#### [CHALLENGE]
Copy all lines of the listing that include the string "this".

***** AVAILABLE RECORDS

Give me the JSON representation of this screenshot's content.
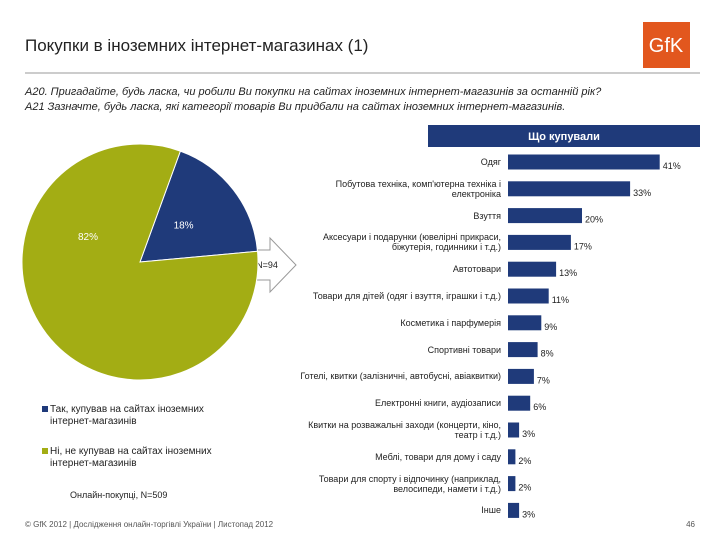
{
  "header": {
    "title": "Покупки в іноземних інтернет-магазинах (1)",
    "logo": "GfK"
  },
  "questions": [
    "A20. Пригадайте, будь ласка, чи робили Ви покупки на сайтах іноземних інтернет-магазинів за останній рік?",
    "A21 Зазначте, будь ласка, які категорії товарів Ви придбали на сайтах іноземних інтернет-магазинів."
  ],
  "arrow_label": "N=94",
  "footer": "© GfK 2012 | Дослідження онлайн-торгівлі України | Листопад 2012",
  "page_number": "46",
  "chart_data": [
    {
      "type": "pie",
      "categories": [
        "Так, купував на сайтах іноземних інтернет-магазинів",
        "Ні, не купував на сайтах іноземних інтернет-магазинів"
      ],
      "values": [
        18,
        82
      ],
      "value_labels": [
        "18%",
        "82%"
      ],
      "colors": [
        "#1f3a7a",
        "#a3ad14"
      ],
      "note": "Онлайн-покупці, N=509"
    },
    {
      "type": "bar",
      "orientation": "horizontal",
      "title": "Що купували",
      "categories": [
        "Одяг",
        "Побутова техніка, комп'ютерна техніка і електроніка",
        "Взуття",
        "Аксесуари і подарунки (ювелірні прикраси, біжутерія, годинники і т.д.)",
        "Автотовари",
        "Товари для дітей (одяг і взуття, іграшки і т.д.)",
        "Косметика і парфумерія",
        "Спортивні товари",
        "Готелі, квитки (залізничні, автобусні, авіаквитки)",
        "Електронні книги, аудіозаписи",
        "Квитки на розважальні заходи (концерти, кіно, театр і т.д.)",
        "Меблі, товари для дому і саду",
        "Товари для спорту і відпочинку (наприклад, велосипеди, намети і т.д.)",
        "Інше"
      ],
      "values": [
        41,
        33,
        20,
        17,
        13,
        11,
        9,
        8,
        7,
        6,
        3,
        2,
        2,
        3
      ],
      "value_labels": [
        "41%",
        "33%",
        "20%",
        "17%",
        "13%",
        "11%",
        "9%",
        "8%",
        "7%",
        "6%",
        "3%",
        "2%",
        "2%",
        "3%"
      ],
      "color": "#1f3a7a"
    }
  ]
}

**********
***** AVAILABLE RECORDS

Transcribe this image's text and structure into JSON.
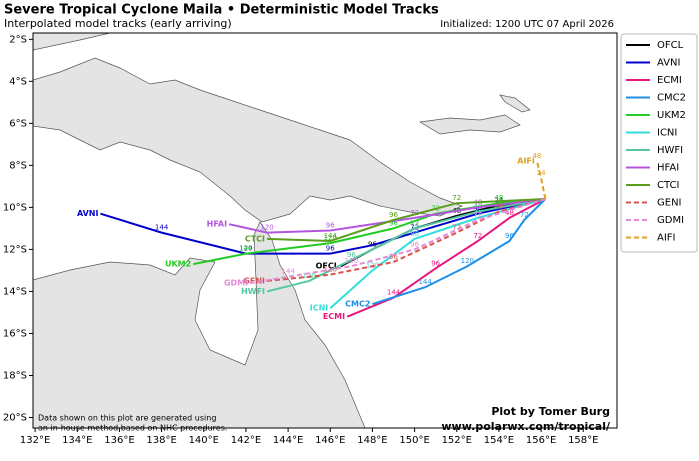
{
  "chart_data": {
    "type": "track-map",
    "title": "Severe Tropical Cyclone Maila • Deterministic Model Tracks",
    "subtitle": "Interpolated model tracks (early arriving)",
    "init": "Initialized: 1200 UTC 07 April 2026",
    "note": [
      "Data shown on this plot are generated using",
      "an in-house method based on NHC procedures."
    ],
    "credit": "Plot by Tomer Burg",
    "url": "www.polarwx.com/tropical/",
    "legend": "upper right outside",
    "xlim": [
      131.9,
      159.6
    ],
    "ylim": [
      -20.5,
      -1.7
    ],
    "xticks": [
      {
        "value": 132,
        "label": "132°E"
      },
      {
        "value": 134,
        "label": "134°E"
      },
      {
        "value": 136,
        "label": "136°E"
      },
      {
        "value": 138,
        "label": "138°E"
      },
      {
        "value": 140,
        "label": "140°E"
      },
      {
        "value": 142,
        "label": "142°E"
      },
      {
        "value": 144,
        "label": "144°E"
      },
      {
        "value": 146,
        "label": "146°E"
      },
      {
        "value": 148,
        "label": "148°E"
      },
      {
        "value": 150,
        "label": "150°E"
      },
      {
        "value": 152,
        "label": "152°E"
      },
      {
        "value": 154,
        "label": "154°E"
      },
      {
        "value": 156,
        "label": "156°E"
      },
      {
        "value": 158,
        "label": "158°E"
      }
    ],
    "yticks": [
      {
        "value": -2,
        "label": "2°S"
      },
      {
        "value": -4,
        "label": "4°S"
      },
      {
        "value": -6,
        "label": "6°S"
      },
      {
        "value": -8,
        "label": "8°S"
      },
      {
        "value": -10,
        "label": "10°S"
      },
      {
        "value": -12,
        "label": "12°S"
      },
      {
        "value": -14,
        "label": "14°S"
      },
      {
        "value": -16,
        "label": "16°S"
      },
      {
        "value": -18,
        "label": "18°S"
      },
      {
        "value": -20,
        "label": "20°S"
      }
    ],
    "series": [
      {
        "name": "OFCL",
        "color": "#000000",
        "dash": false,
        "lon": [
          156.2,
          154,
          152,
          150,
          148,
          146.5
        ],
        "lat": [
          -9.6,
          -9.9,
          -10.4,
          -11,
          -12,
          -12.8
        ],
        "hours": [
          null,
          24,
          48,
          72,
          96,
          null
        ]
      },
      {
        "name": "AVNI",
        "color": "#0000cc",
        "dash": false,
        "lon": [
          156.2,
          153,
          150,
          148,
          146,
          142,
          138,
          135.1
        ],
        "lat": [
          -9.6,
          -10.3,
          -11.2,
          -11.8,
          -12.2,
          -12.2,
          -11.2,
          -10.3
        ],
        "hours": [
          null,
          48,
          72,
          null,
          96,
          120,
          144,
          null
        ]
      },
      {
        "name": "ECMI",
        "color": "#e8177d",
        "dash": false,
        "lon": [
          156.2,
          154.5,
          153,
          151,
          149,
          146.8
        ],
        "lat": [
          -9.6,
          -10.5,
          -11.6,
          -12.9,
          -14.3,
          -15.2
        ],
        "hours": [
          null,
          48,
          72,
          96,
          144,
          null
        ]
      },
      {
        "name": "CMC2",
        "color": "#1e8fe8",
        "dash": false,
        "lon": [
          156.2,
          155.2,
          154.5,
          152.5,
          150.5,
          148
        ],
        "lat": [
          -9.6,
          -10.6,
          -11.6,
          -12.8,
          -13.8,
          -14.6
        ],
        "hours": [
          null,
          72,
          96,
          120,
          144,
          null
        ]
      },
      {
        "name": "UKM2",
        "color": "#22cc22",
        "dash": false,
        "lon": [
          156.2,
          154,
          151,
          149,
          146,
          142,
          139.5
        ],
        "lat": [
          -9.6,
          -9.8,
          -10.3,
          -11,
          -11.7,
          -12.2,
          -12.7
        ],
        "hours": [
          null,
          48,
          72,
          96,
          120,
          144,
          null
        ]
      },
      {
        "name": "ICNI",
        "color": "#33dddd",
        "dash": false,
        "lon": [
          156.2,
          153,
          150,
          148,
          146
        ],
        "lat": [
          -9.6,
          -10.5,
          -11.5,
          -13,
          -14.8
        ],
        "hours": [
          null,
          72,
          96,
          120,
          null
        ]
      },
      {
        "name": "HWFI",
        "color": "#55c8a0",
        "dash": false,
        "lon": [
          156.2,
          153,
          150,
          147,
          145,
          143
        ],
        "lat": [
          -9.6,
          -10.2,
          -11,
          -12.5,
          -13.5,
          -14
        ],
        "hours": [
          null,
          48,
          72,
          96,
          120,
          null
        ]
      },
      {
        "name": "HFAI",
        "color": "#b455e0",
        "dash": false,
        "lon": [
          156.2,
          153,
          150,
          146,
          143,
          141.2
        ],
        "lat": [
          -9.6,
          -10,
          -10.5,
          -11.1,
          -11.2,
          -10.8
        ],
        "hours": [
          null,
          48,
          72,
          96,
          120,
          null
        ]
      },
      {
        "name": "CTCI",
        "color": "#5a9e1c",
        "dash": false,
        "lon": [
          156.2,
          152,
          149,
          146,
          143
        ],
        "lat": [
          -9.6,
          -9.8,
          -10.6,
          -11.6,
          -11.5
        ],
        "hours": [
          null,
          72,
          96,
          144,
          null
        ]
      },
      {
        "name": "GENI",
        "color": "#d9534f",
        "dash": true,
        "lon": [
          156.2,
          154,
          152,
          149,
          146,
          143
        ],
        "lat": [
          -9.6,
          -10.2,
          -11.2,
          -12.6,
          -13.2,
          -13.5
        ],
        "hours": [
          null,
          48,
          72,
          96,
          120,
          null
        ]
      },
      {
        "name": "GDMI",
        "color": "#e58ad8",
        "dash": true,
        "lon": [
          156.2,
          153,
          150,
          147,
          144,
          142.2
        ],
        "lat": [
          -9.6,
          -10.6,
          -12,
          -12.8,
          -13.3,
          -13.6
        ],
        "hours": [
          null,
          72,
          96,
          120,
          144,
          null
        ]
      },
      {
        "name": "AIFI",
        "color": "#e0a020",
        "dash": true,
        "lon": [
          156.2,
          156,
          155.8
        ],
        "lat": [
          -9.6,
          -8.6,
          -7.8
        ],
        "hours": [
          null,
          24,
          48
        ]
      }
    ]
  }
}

**********

#### [TASK ANSWER]
Give me the JSON representation of this screenshot's content.
Transcribe this image's text and structure into JSON.
      "Data shown on this plot are generated using",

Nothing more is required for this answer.